Posted 10/28/2014   Updated 10/28/2014 Email story   Print story

    


by Molly Lachance
Air Force Research Laboratory


10/28/2014 - HONOLULU, Hawaii -- Air Force Research Laboratory scientists can now study the mysteries of quantum physics in house and at a lower cost, thanks to a new high performance table-top quantum computing system.

With funding in part from the Air Force Office of Scientific Research (AFOSR) and the DoD High Performance Computing Modernization Program, cold-atom technology developer, ColdQuanta, delivered two table-top Bose Einstein Condensate (BEC) systems--one in April 2014 and the second in September 2014--to a new facility jointly operated by AFRL and the University of Hawaii at Manoa, Department of Physics and Astronomy.

Within days of delivery, AFRL researchers were able to use the systems to trap and study the behavior of atoms in their condensed, pristine quantum state. The system works by laser-cooling rubidium-87 atoms to a temperature only a few billionths of a degree above absolute zero. At this temperature individual motion essentially stops and the atoms exhibit the same collective behavior, making observation possible.

Task requirements:
(a) In the news story about the table-top quantum computing system, which atoms does the system laser-cool?
(b) For each statement, say whether it agrees with the news story about the table-top quantum computing system, and quote the words that decide it: (i) ColdQuanta delivered both BEC systems in April 2014. (ii) The new facility is jointly operated by AFRL and the University of Hawaii at Manoa. (iii) The atoms are cooled to only a few billionths of a degree above absolute zero.
(c) Go on with the news story about the table-top quantum computing system, starting after its last sentence.

Stored data entries
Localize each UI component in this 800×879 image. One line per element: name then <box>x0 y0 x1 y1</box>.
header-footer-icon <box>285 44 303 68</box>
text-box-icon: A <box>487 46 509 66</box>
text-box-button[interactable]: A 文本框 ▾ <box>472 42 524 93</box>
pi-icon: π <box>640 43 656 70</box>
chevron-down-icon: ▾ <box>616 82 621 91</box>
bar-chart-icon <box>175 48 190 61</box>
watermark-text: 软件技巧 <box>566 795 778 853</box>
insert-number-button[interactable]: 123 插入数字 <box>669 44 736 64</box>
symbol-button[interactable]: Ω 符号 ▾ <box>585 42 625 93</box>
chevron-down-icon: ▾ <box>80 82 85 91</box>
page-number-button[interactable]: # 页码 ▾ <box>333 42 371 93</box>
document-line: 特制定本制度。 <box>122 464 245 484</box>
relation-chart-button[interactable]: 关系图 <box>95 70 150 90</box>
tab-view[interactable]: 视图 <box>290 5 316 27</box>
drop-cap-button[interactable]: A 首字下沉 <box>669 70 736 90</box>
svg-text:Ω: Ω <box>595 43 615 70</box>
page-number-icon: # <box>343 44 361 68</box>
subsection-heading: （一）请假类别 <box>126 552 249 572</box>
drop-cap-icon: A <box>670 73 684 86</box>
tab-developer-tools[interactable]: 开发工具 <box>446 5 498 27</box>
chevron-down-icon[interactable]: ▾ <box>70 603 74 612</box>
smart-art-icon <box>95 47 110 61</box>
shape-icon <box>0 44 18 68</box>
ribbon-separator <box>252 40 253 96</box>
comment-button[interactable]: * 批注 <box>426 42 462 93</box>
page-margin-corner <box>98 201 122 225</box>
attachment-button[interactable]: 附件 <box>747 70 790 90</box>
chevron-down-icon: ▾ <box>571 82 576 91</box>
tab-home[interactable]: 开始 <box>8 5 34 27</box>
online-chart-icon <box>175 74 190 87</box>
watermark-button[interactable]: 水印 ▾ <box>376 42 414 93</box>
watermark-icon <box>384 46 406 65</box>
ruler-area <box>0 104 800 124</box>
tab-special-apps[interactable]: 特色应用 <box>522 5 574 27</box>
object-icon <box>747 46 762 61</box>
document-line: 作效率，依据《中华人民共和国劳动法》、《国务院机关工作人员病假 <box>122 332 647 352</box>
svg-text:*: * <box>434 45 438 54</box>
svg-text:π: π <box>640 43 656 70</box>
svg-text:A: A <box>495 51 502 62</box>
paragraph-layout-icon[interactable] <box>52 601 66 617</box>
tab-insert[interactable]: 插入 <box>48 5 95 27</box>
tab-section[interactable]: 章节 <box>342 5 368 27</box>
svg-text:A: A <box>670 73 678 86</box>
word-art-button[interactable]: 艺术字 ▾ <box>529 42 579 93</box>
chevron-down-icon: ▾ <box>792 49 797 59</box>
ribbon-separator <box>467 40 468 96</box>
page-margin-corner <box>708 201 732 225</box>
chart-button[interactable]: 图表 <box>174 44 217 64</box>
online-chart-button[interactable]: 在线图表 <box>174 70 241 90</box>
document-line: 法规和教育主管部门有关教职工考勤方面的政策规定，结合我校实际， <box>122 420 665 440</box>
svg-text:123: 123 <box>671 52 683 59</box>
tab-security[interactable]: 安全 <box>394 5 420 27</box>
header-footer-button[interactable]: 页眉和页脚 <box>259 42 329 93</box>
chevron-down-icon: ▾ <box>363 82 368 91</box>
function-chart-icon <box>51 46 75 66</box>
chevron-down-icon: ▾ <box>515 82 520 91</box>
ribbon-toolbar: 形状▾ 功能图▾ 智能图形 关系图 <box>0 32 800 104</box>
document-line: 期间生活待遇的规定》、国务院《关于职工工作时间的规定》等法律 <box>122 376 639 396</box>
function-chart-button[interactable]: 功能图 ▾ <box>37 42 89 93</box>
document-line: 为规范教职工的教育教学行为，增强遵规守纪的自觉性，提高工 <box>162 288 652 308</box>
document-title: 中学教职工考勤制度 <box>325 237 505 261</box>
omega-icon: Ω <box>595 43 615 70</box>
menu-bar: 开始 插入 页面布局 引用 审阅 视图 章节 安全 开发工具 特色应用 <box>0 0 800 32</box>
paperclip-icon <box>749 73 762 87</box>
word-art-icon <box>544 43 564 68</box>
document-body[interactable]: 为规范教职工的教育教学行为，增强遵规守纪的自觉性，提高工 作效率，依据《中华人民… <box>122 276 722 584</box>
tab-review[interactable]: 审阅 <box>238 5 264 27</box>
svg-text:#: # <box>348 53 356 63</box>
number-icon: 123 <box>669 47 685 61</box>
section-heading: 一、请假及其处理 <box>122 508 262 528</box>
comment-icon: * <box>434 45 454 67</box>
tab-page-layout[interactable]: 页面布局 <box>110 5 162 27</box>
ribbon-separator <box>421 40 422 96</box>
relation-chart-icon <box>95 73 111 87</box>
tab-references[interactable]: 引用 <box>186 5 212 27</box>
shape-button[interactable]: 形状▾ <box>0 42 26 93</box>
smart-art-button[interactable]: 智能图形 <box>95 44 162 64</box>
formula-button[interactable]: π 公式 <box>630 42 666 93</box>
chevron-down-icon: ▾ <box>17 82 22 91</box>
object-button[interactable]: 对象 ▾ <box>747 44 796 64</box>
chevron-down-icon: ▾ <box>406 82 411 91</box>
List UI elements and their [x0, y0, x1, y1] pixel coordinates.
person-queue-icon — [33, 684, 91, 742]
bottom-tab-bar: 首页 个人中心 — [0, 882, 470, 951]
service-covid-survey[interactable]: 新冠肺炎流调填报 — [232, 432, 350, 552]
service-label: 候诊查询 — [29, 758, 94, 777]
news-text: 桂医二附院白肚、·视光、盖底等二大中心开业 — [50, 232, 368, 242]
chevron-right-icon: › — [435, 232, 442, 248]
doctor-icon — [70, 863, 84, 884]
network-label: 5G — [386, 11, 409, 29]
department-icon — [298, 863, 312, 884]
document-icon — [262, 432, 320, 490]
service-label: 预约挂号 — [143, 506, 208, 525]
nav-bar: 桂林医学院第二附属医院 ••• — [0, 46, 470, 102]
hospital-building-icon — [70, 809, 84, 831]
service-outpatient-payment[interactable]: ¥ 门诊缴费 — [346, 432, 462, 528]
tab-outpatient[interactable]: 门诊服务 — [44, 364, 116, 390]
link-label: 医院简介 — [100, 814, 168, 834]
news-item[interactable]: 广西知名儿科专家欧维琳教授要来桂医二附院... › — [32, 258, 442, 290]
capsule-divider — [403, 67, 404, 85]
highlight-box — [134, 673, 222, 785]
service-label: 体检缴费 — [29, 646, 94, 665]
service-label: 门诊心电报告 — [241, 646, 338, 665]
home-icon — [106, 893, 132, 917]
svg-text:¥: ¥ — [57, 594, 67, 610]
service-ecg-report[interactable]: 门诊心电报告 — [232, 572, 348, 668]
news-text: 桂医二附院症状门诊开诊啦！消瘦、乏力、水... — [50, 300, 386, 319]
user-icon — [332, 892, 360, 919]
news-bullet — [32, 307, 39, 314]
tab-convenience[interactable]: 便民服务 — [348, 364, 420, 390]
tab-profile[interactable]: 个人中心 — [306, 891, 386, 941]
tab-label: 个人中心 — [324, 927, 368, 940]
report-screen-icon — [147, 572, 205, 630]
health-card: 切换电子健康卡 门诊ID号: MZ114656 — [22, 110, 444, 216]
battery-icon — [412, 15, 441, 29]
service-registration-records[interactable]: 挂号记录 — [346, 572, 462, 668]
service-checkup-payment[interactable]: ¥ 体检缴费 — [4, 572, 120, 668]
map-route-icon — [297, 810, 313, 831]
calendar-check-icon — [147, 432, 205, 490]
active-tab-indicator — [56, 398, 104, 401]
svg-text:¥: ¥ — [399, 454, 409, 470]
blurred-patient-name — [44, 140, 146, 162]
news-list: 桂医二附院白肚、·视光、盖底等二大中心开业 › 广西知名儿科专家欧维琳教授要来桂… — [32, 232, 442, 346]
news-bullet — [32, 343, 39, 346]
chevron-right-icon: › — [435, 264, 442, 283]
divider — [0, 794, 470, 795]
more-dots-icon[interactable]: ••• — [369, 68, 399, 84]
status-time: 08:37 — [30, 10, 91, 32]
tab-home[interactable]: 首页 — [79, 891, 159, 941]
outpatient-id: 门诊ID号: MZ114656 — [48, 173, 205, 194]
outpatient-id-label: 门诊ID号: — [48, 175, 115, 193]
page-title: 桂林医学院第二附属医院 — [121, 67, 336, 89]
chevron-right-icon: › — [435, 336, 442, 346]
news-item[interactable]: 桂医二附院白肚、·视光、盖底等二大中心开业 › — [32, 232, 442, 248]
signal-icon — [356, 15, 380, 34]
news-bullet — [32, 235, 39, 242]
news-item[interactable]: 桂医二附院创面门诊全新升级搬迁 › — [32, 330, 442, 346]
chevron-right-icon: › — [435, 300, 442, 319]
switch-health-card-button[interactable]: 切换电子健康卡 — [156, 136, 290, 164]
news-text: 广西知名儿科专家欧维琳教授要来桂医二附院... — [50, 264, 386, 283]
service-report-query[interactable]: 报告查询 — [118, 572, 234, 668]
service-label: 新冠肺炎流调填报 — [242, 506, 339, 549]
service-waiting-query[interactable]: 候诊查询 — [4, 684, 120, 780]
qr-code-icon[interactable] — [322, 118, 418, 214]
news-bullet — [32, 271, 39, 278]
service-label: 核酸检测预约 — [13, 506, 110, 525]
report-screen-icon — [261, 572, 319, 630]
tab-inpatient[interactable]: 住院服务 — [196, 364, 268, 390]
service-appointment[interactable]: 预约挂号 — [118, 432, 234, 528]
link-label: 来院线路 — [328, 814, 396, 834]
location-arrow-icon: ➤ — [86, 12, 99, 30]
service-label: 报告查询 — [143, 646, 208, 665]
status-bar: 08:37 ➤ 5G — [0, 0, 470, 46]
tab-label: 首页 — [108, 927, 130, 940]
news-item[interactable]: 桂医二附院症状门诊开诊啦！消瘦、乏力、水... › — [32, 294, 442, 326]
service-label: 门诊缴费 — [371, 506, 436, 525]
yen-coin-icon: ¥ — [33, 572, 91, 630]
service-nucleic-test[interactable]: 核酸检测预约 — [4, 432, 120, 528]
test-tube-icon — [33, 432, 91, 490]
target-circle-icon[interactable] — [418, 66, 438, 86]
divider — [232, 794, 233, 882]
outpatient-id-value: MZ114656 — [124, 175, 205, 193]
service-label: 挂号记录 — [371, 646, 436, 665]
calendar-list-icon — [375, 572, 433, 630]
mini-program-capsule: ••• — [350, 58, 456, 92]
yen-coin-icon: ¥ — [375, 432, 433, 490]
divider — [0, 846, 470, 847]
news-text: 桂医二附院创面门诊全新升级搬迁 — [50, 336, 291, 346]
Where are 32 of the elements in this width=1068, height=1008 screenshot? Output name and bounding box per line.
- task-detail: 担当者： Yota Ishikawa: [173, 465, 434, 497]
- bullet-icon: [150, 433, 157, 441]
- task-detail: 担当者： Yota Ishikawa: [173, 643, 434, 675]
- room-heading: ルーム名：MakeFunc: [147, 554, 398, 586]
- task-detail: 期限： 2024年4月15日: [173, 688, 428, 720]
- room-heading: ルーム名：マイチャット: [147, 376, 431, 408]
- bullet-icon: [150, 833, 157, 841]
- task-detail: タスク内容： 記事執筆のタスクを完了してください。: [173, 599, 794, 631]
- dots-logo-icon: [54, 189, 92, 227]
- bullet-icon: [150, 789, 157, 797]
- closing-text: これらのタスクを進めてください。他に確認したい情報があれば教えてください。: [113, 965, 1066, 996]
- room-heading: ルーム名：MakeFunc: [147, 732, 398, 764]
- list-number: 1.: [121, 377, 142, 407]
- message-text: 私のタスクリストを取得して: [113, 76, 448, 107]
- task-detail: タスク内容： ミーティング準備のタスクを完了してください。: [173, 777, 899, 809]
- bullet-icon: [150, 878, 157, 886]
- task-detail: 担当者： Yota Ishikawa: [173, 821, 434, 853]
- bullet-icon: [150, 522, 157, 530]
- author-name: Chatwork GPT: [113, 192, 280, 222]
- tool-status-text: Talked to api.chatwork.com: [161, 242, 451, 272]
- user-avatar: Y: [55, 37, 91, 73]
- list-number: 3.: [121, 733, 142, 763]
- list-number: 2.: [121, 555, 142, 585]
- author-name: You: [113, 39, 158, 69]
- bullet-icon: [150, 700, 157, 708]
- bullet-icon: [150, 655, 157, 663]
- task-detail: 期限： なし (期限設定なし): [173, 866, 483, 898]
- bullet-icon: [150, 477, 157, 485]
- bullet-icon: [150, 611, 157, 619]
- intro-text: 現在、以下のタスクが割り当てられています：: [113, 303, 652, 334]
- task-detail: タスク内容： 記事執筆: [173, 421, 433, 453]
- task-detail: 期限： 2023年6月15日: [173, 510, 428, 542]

Answers below:
(a) Rubidium-87 atoms.

(b)
(i) No: "one in April 2014 and the second in September 2014"
(ii) Yes: "a new facility jointly operated by AFRL and the University of Hawaii at Manoa"
(iii) Yes: "to a temperature only a few billionths of a degree above absolute zero"

(c)
Achieving this with traditional systems can take several years and millions of dollars in facilities, development and equipment.

Dr. Jeffrey Yepez, a researcher in AFRL's Directed Energy Directorate (AFRL/RD) and leader of the joint AFRL-UH Manoa quantum computing group, purchased the systems for future efforts in quantum simulation and high-performance computing experiments.

"Perhaps the most important reason for this quantum computing research is to explore the frontiers of theoretical and experimental quantum physics -- this gives AFRL a state-of-art capability for our in-house research," said Yepez.

ColdQuanta's development and delivery of a table-top version represents many years of hard work and consistent funding. Researchers had to miniaturize and simplify every aspect of a traditional BEC system including the vacuum chamber, lasers and atom-chip traps.

"This is a great story of both scientific and collaborative success for AFRL," said AFOSR program officer, Dr. Tatjana Curcic. "AFOSR has provided funding to ColdQuanta for years, but we also made the initial introduction and facilitated a relationship between Dr. Yepez at AFRL/RD in Maui and ColdQuanta."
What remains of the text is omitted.